__Vorliegender Text__:
BSAG zittert vor künftiger Konkurrenz

■ EU will Wettbewerb im öffentlichen Nahverkehr / Deutsche Verkehrsunternehmen wollen in Brüssel Mindeststandards für Mitarbeiter und Qualität sichern

Die Bremer Straßenbahn AG (BSAG) bangt um ihre Existenz. Bald könnten französische Busfirmen mit viel Geld im Hintergrund den Bremern lukrative Buslinien abjagen. Bahnen könnten in schwedischer Regie durch Bremen rollen. Denn die Europäische Union (EU) hat sich zum Ziel gesetzt, nach den Märkten für Energie und Telekommunikation auch im öffentlichen Nahverkehr den internationalen Wettbewerb einziehen zu lassen. Linien oder Teile der Verkehrsnetze sollten europaweit ausgeschrieben werden, heißt es in einem EU-Grünbuch „Bürgernetz“.

Ihre Sorge um die Zukunft teilen die Bremer mit anderen deutschen kommunalen Nahverkehrsunternehmen. Sie befürchten, zu reinen Planungsabteilungen zu schrumpfen, während andere in Bussen und Bahnen von den Fahrgästen das Geld kassieren. Nach Meinung der Öffentlichen sind dann aber sowohl die soziale Sicherung der Beschäftigten als auch die Qualität des Angebots gefährdet. Ihre Vertreter zeichnen ein übles Szenario: Übermüdete, schlecht bezahlte Busfahrer lenken veraltete Fahrzeuge, die für Behinderte und Alte nicht zu erklimmen sind. Fahrgäste stehen ohne schützende Wartehäuschen im Regen, Umsteigen wird zum Glücksspiel, regionale Verkehrsverbünde zerfleddern. „Im freien Wettbewerb“, so Resch, „holen uns die Konkurrenten schon mit ihren Vorteilen bei den Lohnkosten Linie für Linie vom Markt“. Konzessionen für Buslinien gelten acht, für Bahnlinien 30 Jahre.

__Bereitgestellte Angaben__:
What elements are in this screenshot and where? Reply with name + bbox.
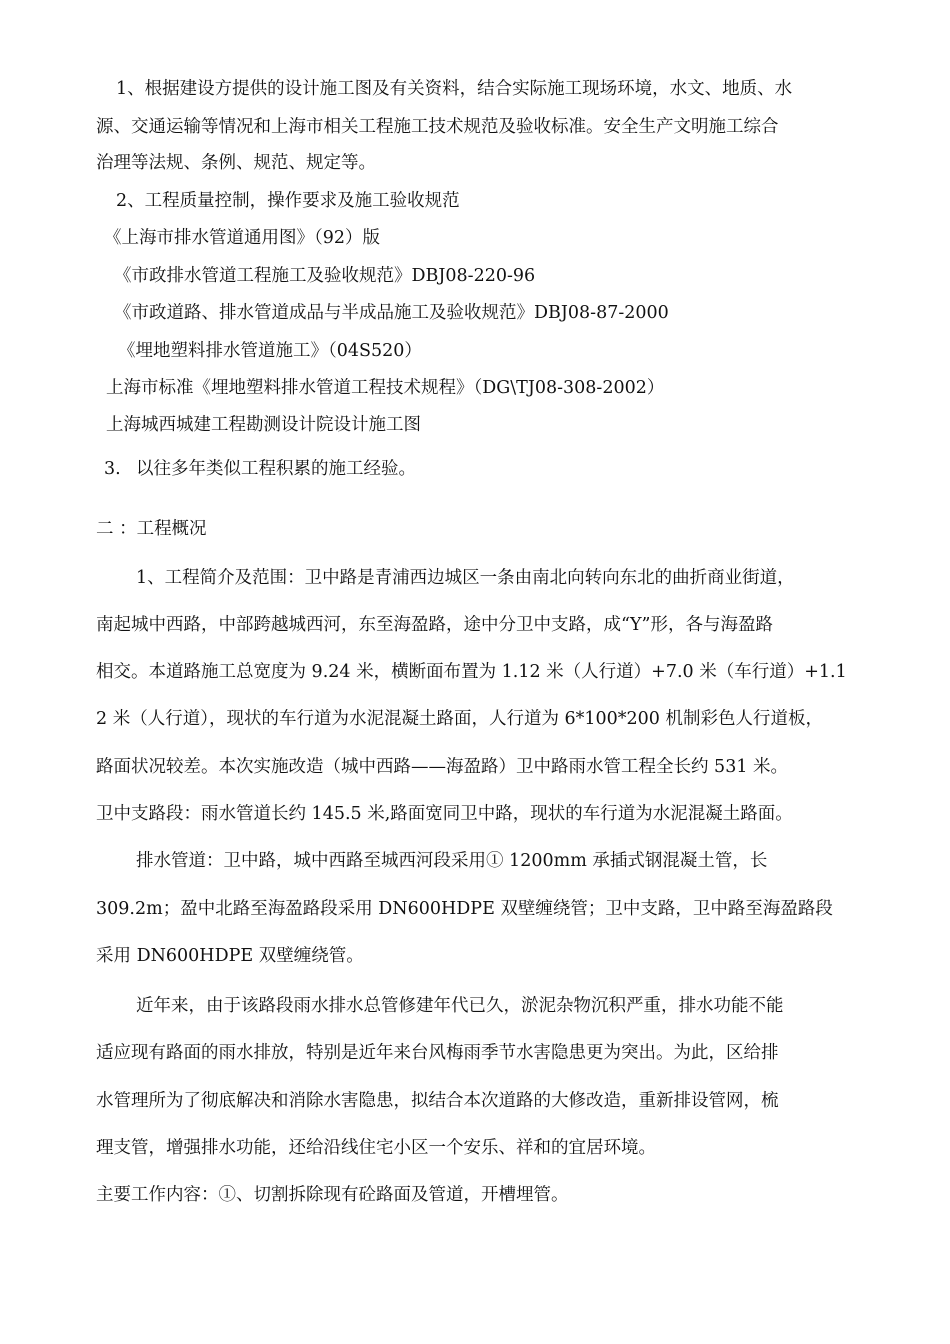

__Arbeitsauftrag__: Bitte erkläre mit dem Artikel über die BSAG, warum bald französische Busfirmen oder schwedische Bahnbetreiber in Bremen fahren könnten. Antworte in ein bis drei Sätzen.

__Die Lösung__: Die Europäische Union will nach den Märkten für Energie und Telekommunikation auch im öffentlichen Nahverkehr den internationalen Wettbewerb einziehen lassen. Laut ihrem Grünbuch „Bürgernetz“ sollen Linien oder Teile der Verkehrsnetze europaweit ausgeschrieben werden.